* Exercise: Find every line in the records below that contains the word "color", and copy each such line.

* Supplied information:
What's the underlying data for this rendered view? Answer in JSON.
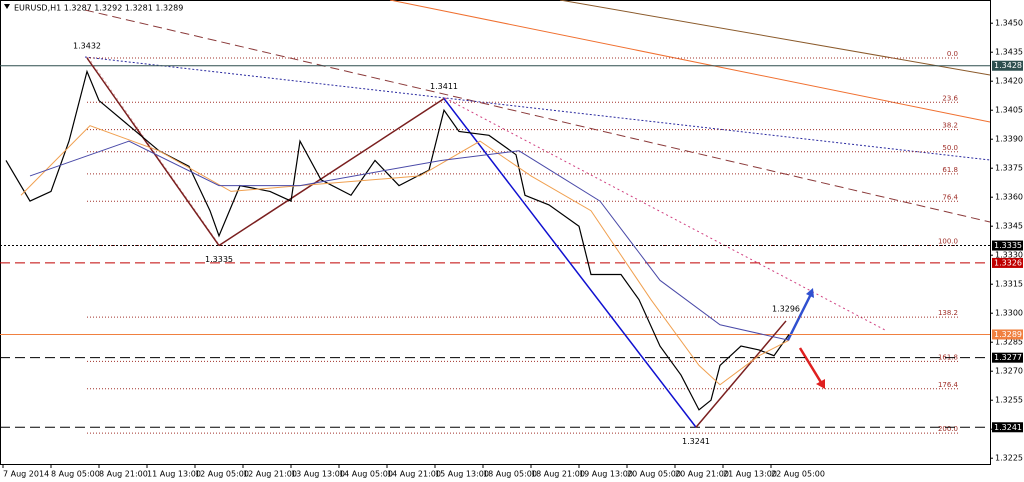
{
  "chart_data": {
    "type": "line",
    "title": "EURUSD,H1 1.3287 1.3292 1.3281 1.3289",
    "xlim": [
      0,
      330
    ],
    "ylim": [
      1.3222,
      1.3462
    ],
    "xticks": [
      {
        "value": 1,
        "label": "7 Aug 2014"
      },
      {
        "value": 17,
        "label": "8 Aug 05:00"
      },
      {
        "value": 33,
        "label": "8 Aug 21:00"
      },
      {
        "value": 49,
        "label": "11 Aug 13:00"
      },
      {
        "value": 65,
        "label": "12 Aug 05:00"
      },
      {
        "value": 81,
        "label": "12 Aug 21:00"
      },
      {
        "value": 97,
        "label": "13 Aug 13:00"
      },
      {
        "value": 113,
        "label": "14 Aug 05:00"
      },
      {
        "value": 129,
        "label": "14 Aug 21:00"
      },
      {
        "value": 145,
        "label": "15 Aug 13:00"
      },
      {
        "value": 161,
        "label": "18 Aug 05:00"
      },
      {
        "value": 177,
        "label": "18 Aug 21:00"
      },
      {
        "value": 193,
        "label": "19 Aug 13:00"
      },
      {
        "value": 209,
        "label": "20 Aug 05:00"
      },
      {
        "value": 225,
        "label": "20 Aug 21:00"
      },
      {
        "value": 241,
        "label": "21 Aug 13:00"
      },
      {
        "value": 257,
        "label": "22 Aug 05:00"
      }
    ],
    "yticks": [
      {
        "value": 1.345,
        "label": "1.3450"
      },
      1.3435,
      {
        "value": 1.342,
        "label": "1.3420"
      },
      1.3405,
      {
        "value": 1.339,
        "label": "1.3390"
      },
      1.3375,
      {
        "value": 1.336,
        "label": "1.3360"
      },
      1.3345,
      {
        "value": 1.333,
        "label": "1.3330"
      },
      1.3315,
      {
        "value": 1.33,
        "label": "1.3300"
      },
      1.3285,
      {
        "value": 1.327,
        "label": "1.3270"
      },
      1.3255,
      {
        "value": 1.324,
        "label": "1.3240"
      },
      1.3225
    ],
    "grid": false,
    "series": [
      {
        "color": "#000000",
        "x": [
          2,
          10,
          17,
          23,
          29,
          33,
          43,
          53,
          63,
          70,
          73,
          80,
          90,
          97,
          100,
          107,
          117,
          125,
          133,
          143,
          148,
          153,
          163,
          172,
          175,
          183,
          193,
          197,
          207,
          213,
          220,
          227,
          233,
          237,
          240,
          247,
          253,
          258,
          263
        ],
        "values": [
          1.3379,
          1.3358,
          1.3363,
          1.3389,
          1.3425,
          1.341,
          1.3397,
          1.3384,
          1.3376,
          1.3353,
          1.334,
          1.3366,
          1.3363,
          1.3358,
          1.3389,
          1.3369,
          1.3361,
          1.3379,
          1.3366,
          1.3374,
          1.3405,
          1.3394,
          1.3392,
          1.3382,
          1.3361,
          1.3356,
          1.3345,
          1.332,
          1.332,
          1.3307,
          1.3283,
          1.3268,
          1.325,
          1.3255,
          1.3273,
          1.3283,
          1.3281,
          1.3278,
          1.3289
        ]
      },
      {
        "color": "#f0a050",
        "x": [
          7,
          30,
          53,
          77,
          100,
          140,
          160,
          177,
          197,
          217,
          233,
          240,
          253,
          263
        ],
        "values": [
          1.3361,
          1.3397,
          1.3384,
          1.3363,
          1.3366,
          1.3371,
          1.3389,
          1.3371,
          1.3353,
          1.3307,
          1.3273,
          1.3263,
          1.3278,
          1.3286
        ]
      },
      {
        "color": "#4a4aa8",
        "x": [
          10,
          43,
          73,
          100,
          147,
          173,
          200,
          220,
          240,
          263
        ],
        "values": [
          1.3371,
          1.3389,
          1.3366,
          1.3366,
          1.3379,
          1.3384,
          1.3358,
          1.3317,
          1.3294,
          1.3286
        ]
      }
    ],
    "pivots": [
      {
        "x": 29,
        "value": 1.3432
      },
      {
        "x": 73,
        "value": 1.3335
      },
      {
        "x": 148,
        "value": 1.3411
      },
      {
        "x": 232,
        "value": 1.3241
      },
      {
        "x": 262,
        "value": 1.3296
      }
    ],
    "fib": {
      "color": "#a0302a",
      "levels": [
        0,
        23.6,
        38.2,
        50,
        61.8,
        76.4,
        100,
        138.2,
        161.8,
        176.4,
        200
      ],
      "level_labels": [
        "0.0",
        "23.6",
        "38.2",
        "50.0",
        "61.8",
        "76.4",
        "100.0",
        "138.2",
        "161.8",
        "176.4",
        "200.0"
      ]
    },
    "price_levels": [
      {
        "value": 1.3428,
        "color": "#2f4f4f"
      },
      {
        "value": 1.3335,
        "color": "#000000"
      },
      {
        "value": 1.3326,
        "color": "#c00000"
      },
      {
        "value": 1.3289,
        "color": "#f08040"
      },
      {
        "value": 1.3277,
        "color": "#000000"
      },
      {
        "value": 1.3241,
        "color": "#000000"
      }
    ]
  }
}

* Right answer:
        "color": "#000000",
        "color": "#f0a050",
        "color": "#4a4aa8",
      "color": "#a0302a",
        "color": "#2f4f4f"
        "color": "#000000"
        "color": "#c00000"
        "color": "#f08040"
        "color": "#000000"
        "color": "#000000"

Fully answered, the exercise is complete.